Problem statement: Each entry must be given again exactly; images do not belong in the copy.

Listed entries:
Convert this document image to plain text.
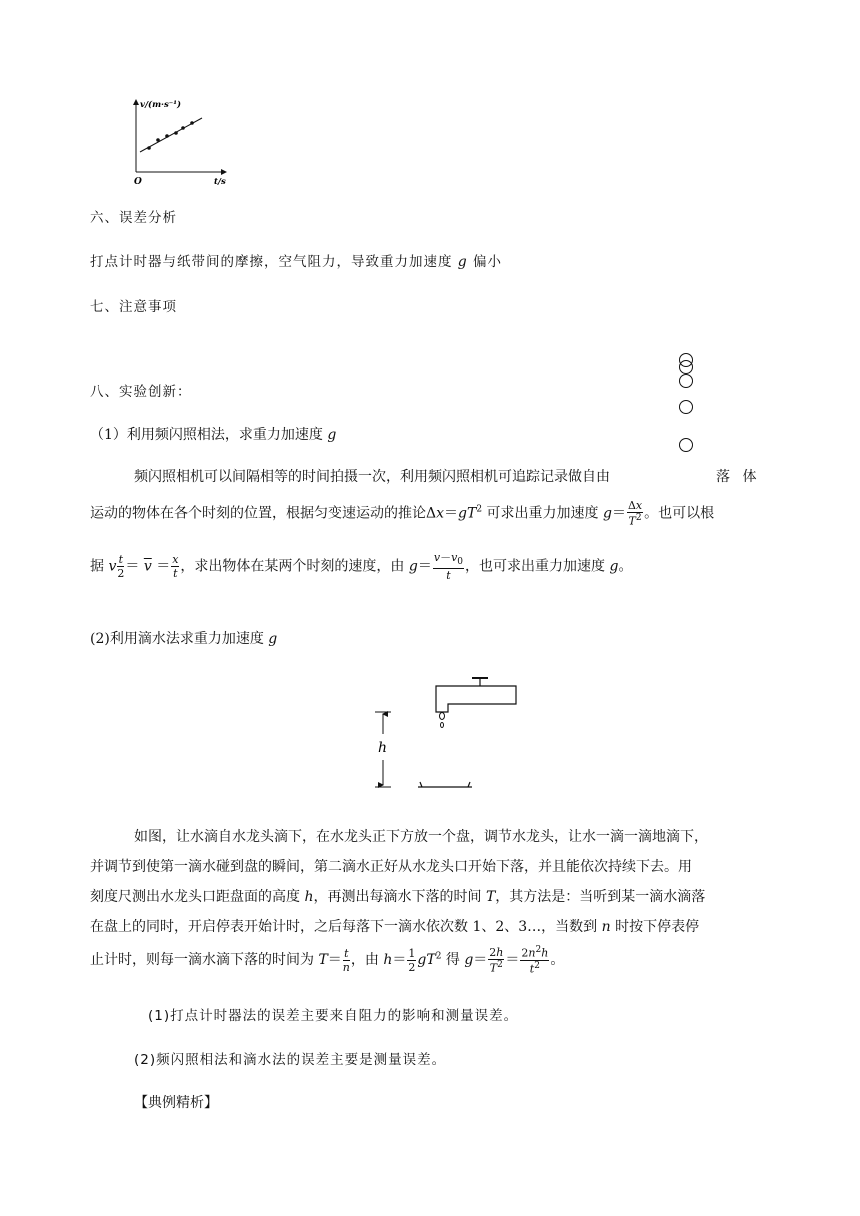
v/(m·s⁻¹)
t/s
O
六、误差分析
打点计时器与纸带间的摩擦，空气阻力，导致重力加速度 g 偏小
七、注意事项
八、实验创新：
（1）利用频闪照相法，求重力加速度 g
频闪照相机可以间隔相等的时间拍摄一次，利用频闪照相机可追踪记录做自由	落 体
运动的物体在各个时刻的位置，根据匀变速运动的推论$\Delta x=gT^2$ 可求出重力加速度 $g= \frac{\Delta x}{T^2}$ 。也可以根
据 v $\frac{t}{2} = \overline{v} = \frac{x}{t}$ ，求出物体在某两个时刻的速度，由 $g= \frac{v-v_0}{t}$ ，也可求出重力加速度 g。
(2)利用滴水法求重力加速度 g
h
如图，让水滴自水龙头滴下，在水龙头正下方放一个盘，调节水龙头，让水一滴一滴地滴下，
并调节到使第一滴水碰到盘的瞬间，第二滴水正好从水龙头口开始下落，并且能依次持续下去。用
刻度尺测出水龙头口距盘面的高度 h，再测出每滴水下落的时间 T，其方法是：当听到某一滴水滴落
在盘上的同时，开启停表开始计时，之后每落下一滴水依次数 1、2、3…，当数到 n 时按下停表停
止计时，则每一滴水滴下落的时间为 $T= \frac{t}{n}$ ，由 $h= \frac{1}{2} gT^2$ 得 $g= \frac{2h}{T^2} = \frac{2n^2h}{t^2}$ 。
(1)打点计时器法的误差主要来自阻力的影响和测量误差。
(2)频闪照相法和滴水法的误差主要是测量误差。
【典例精析】
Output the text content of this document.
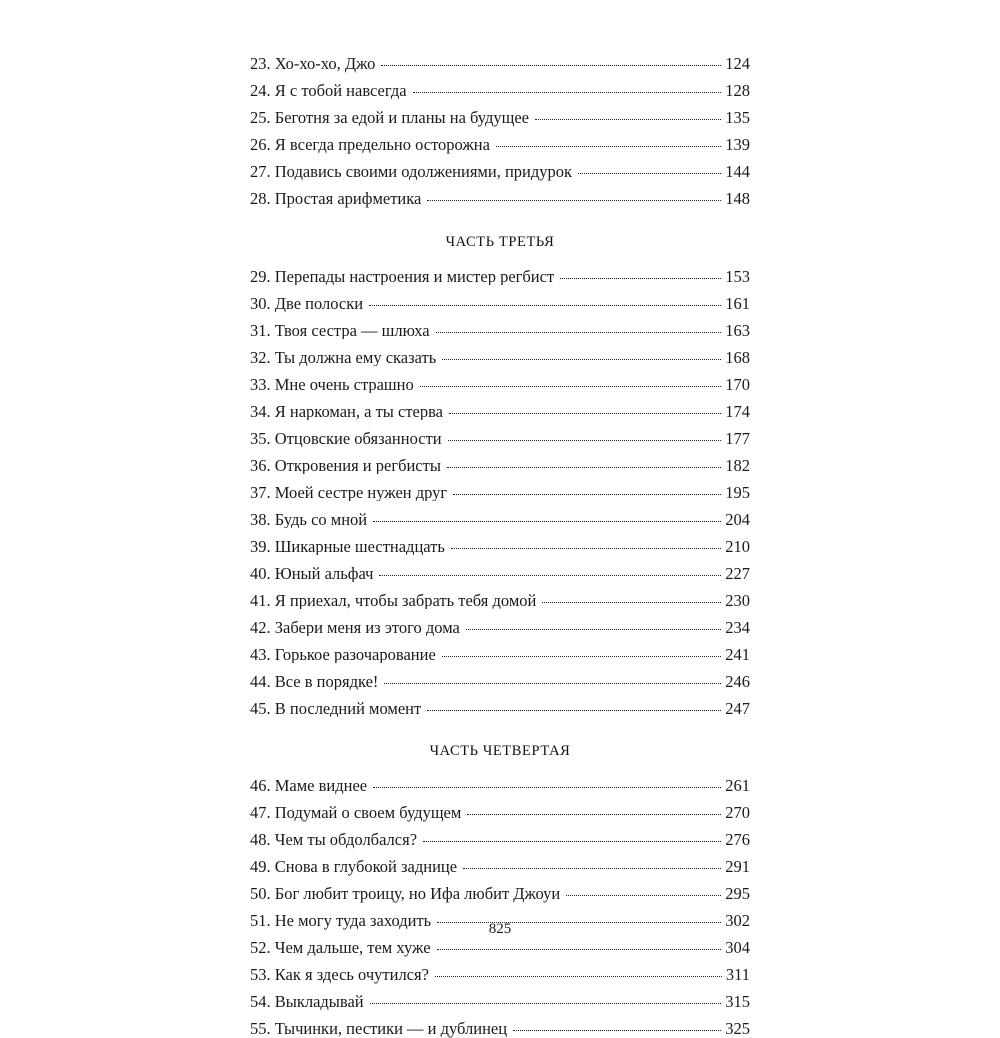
23. Хо-хо-хо, Джо	124
24. Я с тобой навсегда	128
25. Беготня за едой и планы на будущее	135
26. Я всегда предельно осторожна	139
27. Подавись своими одолжениями, придурок	144
28. Простая арифметика	148
ЧАСТЬ ТРЕТЬЯ
29. Перепады настроения и мистер регбист	153
30. Две полоски	161
31. Твоя сестра — шлюха	163
32. Ты должна ему сказать	168
33. Мне очень страшно	170
34. Я наркоман, а ты стерва	174
35. Отцовские обязанности	177
36. Откровения и регбисты	182
37. Моей сестре нужен друг	195
38. Будь со мной	204
39. Шикарные шестнадцать	210
40. Юный альфач	227
41. Я приехал, чтобы забрать тебя домой	230
42. Забери меня из этого дома	234
43. Горькое разочарование	241
44. Все в порядке!	246
45. В последний момент	247
ЧАСТЬ ЧЕТВЕРТАЯ
46. Маме виднее	261
47. Подумай о своем будущем	270
48. Чем ты обдолбался?	276
49. Снова в глубокой заднице	291
50. Бог любит троицу, но Ифа любит Джоуи	295
51. Не могу туда заходить	302
52. Чем дальше, тем хуже	304
53. Как я здесь очутился?	311
54. Выкладывай	315
55. Тычинки, пестики — и дублинец	325
825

Complete response:
Convert this document image to plain text.
v/(m·s⁻¹)
t/s
O
六、误差分析
打点计时器与纸带间的摩擦，空气阻力，导致重力加速度 g 偏小
七、注意事项
八、实验创新：
（1）利用频闪照相法，求重力加速度 g
频闪照相机可以间隔相等的时间拍摄一次，利用频闪照相机可追踪记录做自由	落 体
运动的物体在各个时刻的位置，根据匀变速运动的推论$\Delta x=gT^2$ 可求出重力加速度 $g= \frac{\Delta x}{T^2}$ 。也可以根
据 v $\frac{t}{2} = \overline{v} = \frac{x}{t}$ ，求出物体在某两个时刻的速度，由 $g= \frac{v-v_0}{t}$ ，也可求出重力加速度 g。
(2)利用滴水法求重力加速度 g
h
如图，让水滴自水龙头滴下，在水龙头正下方放一个盘，调节水龙头，让水一滴一滴地滴下，
并调节到使第一滴水碰到盘的瞬间，第二滴水正好从水龙头口开始下落，并且能依次持续下去。用
刻度尺测出水龙头口距盘面的高度 h，再测出每滴水下落的时间 T，其方法是：当听到某一滴水滴落
在盘上的同时，开启停表开始计时，之后每落下一滴水依次数 1、2、3…，当数到 n 时按下停表停
止计时，则每一滴水滴下落的时间为 $T= \frac{t}{n}$ ，由 $h= \frac{1}{2} gT^2$ 得 $g= \frac{2h}{T^2} = \frac{2n^2h}{t^2}$ 。
(1)打点计时器法的误差主要来自阻力的影响和测量误差。
(2)频闪照相法和滴水法的误差主要是测量误差。
【典例精析】
Output the text content of this document.
23. Хо-хо-хо, Джо	124
24. Я с тобой навсегда	128
25. Беготня за едой и планы на будущее	135
26. Я всегда предельно осторожна	139
27. Подавись своими одолжениями, придурок	144
28. Простая арифметика	148
ЧАСТЬ ТРЕТЬЯ
29. Перепады настроения и мистер регбист	153
30. Две полоски	161
31. Твоя сестра — шлюха	163
32. Ты должна ему сказать	168
33. Мне очень страшно	170
34. Я наркоман, а ты стерва	174
35. Отцовские обязанности	177
36. Откровения и регбисты	182
37. Моей сестре нужен друг	195
38. Будь со мной	204
39. Шикарные шестнадцать	210
40. Юный альфач	227
41. Я приехал, чтобы забрать тебя домой	230
42. Забери меня из этого дома	234
43. Горькое разочарование	241
44. Все в порядке!	246
45. В последний момент	247
ЧАСТЬ ЧЕТВЕРТАЯ
46. Маме виднее	261
47. Подумай о своем будущем	270
48. Чем ты обдолбался?	276
49. Снова в глубокой заднице	291
50. Бог любит троицу, но Ифа любит Джоуи	295
51. Не могу туда заходить	302
52. Чем дальше, тем хуже	304
53. Как я здесь очутился?	311
54. Выкладывай	315
55. Тычинки, пестики — и дублинец	325
825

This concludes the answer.